_Given task_
Copy out each line of the material in which the word "loin" appears.

_Data for this task_
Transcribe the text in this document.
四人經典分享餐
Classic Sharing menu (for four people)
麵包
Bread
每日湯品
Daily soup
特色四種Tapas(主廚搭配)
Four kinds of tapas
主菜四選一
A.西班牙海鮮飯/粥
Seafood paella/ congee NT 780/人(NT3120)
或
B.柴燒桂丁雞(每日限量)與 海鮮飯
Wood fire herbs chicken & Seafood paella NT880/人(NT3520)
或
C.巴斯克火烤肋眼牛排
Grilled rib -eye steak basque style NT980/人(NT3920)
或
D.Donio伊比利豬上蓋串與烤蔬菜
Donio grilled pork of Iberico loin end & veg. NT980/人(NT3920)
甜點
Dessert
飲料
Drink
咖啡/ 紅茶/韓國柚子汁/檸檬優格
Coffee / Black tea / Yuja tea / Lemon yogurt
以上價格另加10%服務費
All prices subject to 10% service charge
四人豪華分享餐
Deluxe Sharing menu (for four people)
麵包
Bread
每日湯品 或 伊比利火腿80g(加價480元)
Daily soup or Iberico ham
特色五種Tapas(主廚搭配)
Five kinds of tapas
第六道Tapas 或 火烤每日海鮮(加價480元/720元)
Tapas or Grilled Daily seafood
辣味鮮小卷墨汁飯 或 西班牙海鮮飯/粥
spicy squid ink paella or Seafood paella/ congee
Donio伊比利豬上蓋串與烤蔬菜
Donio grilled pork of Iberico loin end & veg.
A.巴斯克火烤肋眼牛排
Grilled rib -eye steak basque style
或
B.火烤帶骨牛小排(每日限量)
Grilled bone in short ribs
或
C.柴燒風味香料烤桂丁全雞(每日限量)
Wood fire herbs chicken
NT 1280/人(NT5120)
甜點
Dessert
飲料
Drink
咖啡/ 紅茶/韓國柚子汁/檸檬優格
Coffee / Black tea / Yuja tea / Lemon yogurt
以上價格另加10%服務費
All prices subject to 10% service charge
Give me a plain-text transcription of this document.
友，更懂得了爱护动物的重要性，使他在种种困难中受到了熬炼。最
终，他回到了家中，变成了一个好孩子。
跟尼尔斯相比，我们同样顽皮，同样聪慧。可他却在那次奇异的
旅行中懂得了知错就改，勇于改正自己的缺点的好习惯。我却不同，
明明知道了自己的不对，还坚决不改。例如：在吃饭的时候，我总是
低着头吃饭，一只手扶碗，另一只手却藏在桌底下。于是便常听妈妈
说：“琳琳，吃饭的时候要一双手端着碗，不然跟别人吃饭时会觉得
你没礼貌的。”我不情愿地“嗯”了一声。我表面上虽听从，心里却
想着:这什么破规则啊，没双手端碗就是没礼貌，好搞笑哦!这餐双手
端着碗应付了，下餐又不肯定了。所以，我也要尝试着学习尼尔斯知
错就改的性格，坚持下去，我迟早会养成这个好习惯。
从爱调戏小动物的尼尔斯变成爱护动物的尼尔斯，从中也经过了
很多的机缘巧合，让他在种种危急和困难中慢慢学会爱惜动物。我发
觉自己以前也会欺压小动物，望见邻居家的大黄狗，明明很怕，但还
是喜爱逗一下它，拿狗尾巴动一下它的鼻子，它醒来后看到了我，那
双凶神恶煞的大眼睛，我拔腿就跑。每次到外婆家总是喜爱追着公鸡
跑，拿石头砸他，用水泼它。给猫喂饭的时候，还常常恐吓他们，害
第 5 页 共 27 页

_Solution_
Donio grilled pork of Iberico loin end & veg. NT980/人(NT3920)
Donio grilled pork of Iberico loin end & veg.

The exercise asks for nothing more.